* Stated problem *
Transcribe the material in full. Nothing should differ except that the pictures are left out.

* Lines of data *

Start

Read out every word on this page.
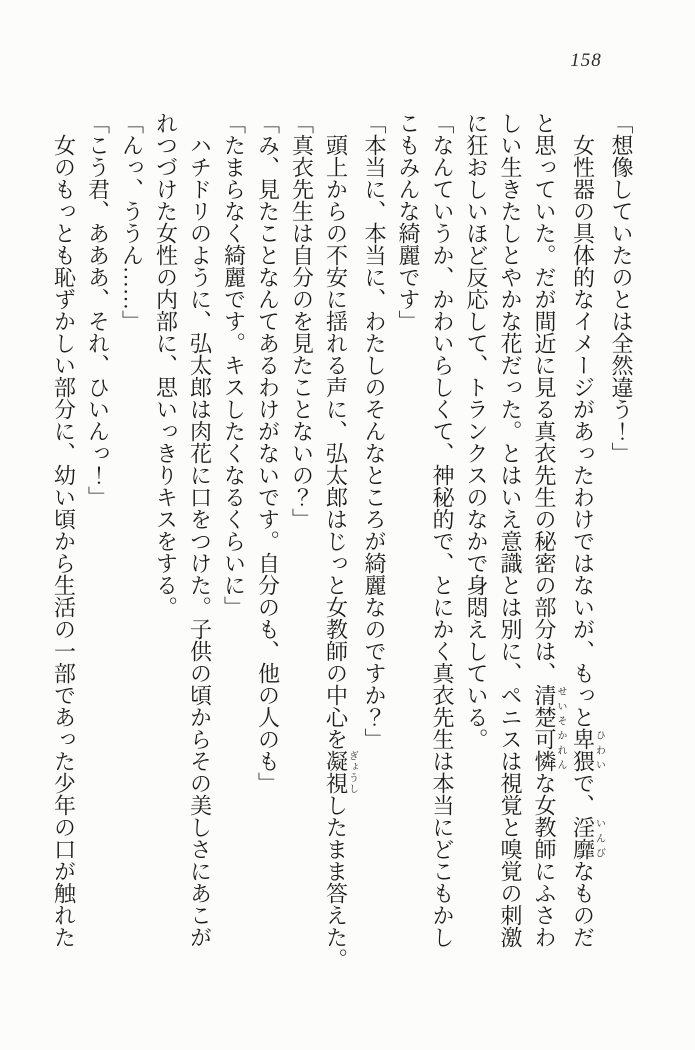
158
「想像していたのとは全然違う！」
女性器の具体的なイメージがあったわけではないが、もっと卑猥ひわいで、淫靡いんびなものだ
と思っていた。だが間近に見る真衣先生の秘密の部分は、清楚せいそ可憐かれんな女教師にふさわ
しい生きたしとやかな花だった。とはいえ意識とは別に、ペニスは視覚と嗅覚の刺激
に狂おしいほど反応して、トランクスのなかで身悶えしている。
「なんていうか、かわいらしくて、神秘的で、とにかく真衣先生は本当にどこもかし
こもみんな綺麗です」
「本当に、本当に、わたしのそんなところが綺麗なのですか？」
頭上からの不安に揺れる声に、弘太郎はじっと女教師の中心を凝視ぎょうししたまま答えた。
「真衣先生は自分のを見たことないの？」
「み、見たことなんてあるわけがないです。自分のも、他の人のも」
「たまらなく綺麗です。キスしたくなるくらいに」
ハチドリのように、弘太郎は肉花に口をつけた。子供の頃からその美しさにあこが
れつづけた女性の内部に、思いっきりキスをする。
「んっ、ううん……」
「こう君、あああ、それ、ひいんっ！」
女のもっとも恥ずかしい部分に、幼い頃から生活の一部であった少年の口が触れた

End

* Output of the exercise *
Read out every word on this page.
158
「想像していたのとは全然違う！」
女性器の具体的なイメージがあったわけではないが、もっと卑猥ひわいで、淫靡いんびなものだ
と思っていた。だが間近に見る真衣先生の秘密の部分は、清楚せいそ可憐かれんな女教師にふさわ
しい生きたしとやかな花だった。とはいえ意識とは別に、ペニスは視覚と嗅覚の刺激
に狂おしいほど反応して、トランクスのなかで身悶えしている。
「なんていうか、かわいらしくて、神秘的で、とにかく真衣先生は本当にどこもかし
こもみんな綺麗です」
「本当に、本当に、わたしのそんなところが綺麗なのですか？」
頭上からの不安に揺れる声に、弘太郎はじっと女教師の中心を凝視ぎょうししたまま答えた。
「真衣先生は自分のを見たことないの？」
「み、見たことなんてあるわけがないです。自分のも、他の人のも」
「たまらなく綺麗です。キスしたくなるくらいに」
ハチドリのように、弘太郎は肉花に口をつけた。子供の頃からその美しさにあこが
れつづけた女性の内部に、思いっきりキスをする。
「んっ、ううん……」
「こう君、あああ、それ、ひいんっ！」
女のもっとも恥ずかしい部分に、幼い頃から生活の一部であった少年の口が触れた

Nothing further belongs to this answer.